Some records
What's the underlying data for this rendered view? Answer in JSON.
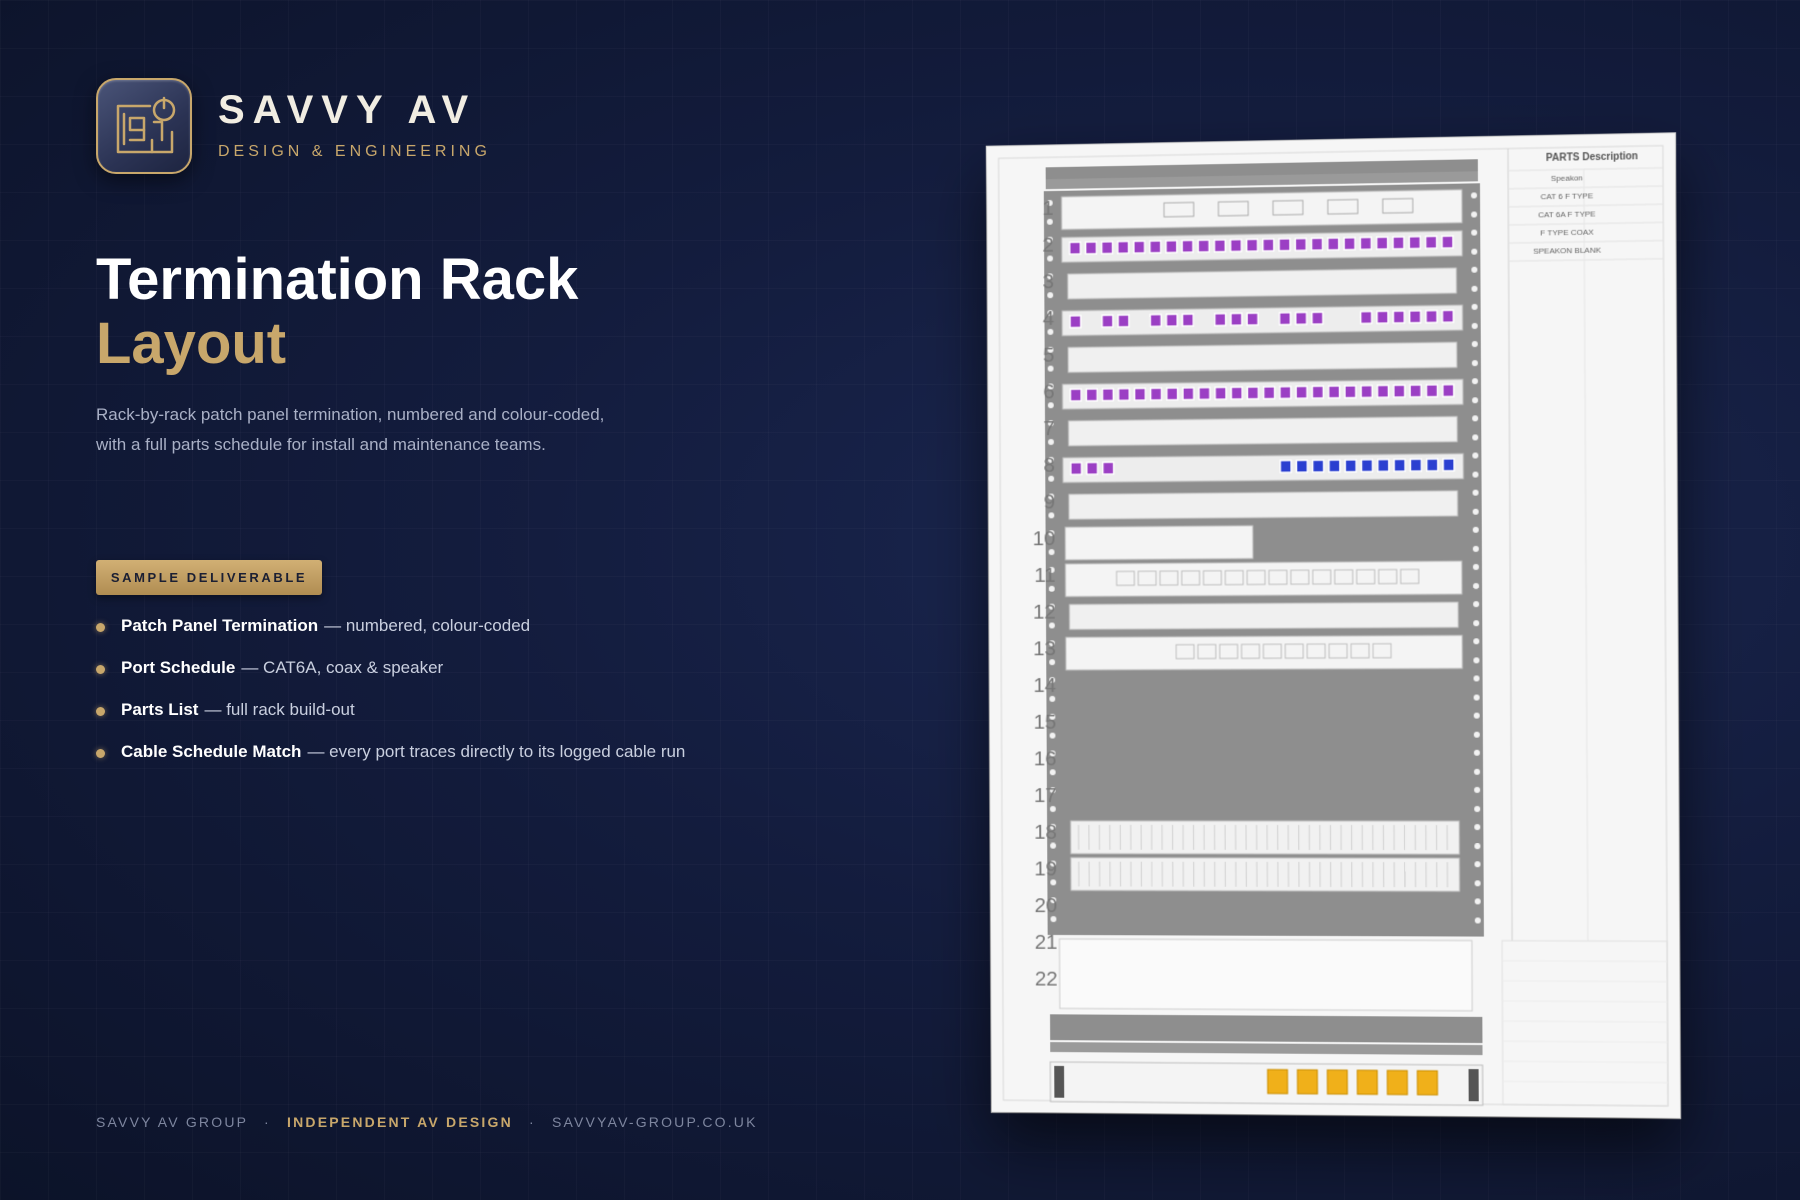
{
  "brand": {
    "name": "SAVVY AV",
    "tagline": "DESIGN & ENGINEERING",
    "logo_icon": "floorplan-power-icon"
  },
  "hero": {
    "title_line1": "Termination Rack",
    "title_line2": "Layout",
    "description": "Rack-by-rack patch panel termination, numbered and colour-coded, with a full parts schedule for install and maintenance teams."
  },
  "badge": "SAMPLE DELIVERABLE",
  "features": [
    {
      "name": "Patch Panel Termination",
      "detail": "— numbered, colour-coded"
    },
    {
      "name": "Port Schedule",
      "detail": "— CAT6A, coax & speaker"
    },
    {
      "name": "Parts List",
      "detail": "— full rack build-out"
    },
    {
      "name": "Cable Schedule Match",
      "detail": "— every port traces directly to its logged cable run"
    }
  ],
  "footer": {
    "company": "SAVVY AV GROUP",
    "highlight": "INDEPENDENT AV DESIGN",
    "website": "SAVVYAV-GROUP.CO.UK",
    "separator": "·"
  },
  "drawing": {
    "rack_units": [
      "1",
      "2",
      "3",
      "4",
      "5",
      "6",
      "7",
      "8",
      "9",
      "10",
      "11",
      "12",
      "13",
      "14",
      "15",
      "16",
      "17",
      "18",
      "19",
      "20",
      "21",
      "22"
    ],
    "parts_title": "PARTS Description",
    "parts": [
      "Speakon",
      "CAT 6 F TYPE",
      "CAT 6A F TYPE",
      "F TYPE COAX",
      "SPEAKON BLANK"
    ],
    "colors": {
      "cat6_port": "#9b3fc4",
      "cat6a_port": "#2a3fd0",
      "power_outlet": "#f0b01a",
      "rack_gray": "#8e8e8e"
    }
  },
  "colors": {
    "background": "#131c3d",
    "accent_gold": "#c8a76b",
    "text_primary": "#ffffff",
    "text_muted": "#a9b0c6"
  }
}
...
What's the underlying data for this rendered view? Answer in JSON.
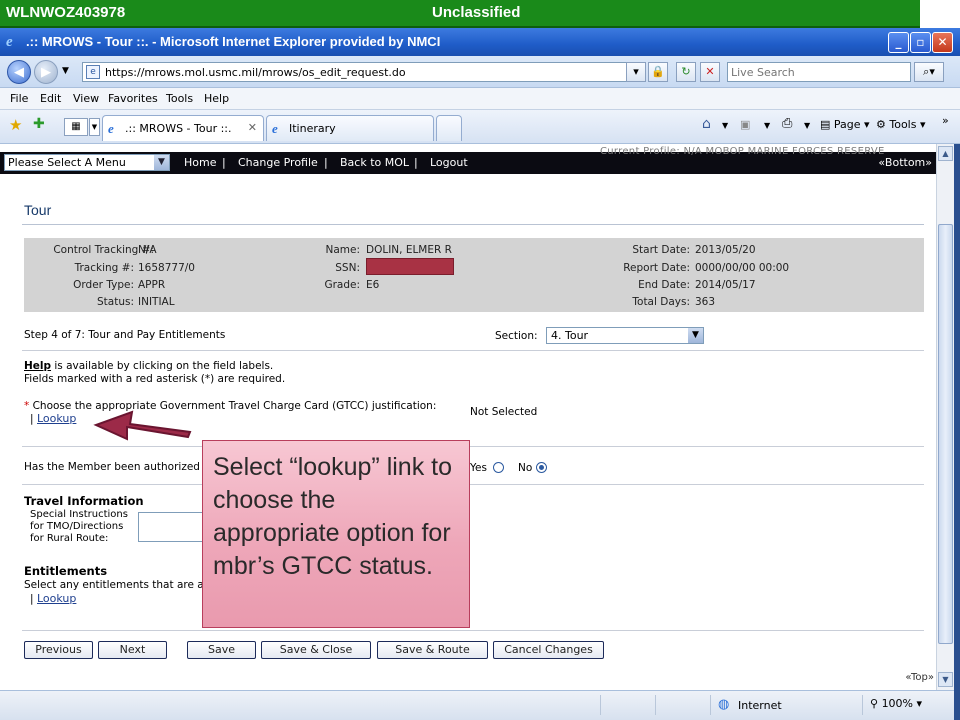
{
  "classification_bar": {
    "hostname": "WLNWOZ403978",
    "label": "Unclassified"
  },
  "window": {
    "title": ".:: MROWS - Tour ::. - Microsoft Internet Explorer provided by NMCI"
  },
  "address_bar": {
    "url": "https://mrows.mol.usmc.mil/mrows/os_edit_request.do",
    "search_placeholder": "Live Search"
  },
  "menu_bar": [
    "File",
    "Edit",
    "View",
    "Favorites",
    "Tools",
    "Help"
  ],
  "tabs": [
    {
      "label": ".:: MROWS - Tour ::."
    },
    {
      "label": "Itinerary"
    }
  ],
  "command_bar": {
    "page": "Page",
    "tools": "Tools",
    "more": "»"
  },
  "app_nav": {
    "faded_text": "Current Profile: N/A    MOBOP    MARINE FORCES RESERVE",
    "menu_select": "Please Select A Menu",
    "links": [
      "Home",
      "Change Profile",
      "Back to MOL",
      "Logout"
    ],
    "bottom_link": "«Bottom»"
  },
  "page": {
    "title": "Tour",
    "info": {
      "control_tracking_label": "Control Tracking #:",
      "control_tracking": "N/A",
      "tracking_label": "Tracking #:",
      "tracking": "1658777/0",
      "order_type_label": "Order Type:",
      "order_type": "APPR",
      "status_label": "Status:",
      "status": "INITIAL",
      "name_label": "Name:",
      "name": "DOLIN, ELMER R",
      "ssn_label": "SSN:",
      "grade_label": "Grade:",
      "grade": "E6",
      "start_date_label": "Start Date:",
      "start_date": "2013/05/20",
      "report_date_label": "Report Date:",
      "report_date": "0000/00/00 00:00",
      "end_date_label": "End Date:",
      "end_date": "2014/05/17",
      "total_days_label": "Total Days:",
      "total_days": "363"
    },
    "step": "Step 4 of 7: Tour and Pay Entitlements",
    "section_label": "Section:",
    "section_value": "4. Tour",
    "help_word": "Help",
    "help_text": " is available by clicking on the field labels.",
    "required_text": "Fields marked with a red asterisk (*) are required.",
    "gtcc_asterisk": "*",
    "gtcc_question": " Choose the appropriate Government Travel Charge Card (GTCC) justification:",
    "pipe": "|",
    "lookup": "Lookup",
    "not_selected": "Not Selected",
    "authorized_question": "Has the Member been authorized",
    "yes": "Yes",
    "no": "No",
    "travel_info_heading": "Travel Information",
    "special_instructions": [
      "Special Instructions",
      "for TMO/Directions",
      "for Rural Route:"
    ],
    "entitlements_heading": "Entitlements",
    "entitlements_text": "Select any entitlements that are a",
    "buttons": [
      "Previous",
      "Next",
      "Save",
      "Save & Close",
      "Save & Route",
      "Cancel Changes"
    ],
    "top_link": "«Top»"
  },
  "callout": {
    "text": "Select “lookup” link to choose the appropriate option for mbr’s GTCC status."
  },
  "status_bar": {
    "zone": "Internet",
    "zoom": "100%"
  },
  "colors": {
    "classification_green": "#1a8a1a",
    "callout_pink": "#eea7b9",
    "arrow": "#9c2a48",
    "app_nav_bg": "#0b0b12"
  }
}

■ What the exercise asks
Return each line of the data that contains the string "GROUP".

■ Full output
    "company": "SAVVY AV GROUP",
    "website": "SAVVYAV-GROUP.CO.UK",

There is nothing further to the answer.